RECORDS SUPPLIED:
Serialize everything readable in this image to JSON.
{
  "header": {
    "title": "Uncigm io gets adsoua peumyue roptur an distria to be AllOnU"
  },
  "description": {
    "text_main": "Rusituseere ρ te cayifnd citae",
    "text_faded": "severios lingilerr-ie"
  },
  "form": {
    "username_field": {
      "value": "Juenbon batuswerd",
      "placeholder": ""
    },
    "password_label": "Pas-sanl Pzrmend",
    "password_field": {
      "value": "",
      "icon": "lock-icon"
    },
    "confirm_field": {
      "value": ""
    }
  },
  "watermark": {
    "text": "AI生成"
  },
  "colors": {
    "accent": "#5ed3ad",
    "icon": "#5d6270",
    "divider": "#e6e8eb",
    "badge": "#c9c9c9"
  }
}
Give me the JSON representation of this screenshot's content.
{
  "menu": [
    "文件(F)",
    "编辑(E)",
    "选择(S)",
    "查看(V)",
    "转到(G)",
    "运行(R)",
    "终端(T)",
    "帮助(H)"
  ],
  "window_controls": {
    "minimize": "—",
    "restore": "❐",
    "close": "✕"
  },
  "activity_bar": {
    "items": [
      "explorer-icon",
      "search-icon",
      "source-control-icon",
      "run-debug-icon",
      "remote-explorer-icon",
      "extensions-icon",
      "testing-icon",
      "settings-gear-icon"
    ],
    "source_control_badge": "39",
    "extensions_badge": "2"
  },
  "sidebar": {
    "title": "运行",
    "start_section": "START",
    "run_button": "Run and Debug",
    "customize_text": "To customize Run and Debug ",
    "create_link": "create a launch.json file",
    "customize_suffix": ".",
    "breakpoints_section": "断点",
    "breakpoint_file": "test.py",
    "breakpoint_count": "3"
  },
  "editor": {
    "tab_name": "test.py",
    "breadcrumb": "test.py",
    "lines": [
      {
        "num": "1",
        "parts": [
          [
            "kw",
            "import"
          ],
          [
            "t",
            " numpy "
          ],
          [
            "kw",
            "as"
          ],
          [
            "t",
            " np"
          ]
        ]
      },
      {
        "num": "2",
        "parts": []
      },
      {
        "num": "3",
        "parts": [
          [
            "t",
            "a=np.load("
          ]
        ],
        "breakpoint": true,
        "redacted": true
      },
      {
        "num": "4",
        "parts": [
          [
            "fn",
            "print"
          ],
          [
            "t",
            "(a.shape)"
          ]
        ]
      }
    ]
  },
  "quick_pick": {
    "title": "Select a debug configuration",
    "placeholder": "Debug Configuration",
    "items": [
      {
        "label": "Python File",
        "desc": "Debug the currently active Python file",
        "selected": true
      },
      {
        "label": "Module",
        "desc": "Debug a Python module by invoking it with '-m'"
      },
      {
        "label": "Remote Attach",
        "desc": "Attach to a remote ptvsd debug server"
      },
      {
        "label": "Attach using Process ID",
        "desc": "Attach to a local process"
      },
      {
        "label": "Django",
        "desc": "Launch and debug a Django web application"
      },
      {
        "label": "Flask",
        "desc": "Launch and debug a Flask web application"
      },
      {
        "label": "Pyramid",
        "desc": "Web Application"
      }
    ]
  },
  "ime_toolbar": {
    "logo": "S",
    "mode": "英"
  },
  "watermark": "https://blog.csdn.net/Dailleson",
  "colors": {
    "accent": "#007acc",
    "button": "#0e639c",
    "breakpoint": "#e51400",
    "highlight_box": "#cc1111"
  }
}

REQUIREMENT: From the data above, gather every line that includes the word "Python".

PROBLEM SOLUTION:
        "label": "Python File",
        "desc": "Debug the currently active Python file",
        "desc": "Debug a Python module by invoking it with '-m'"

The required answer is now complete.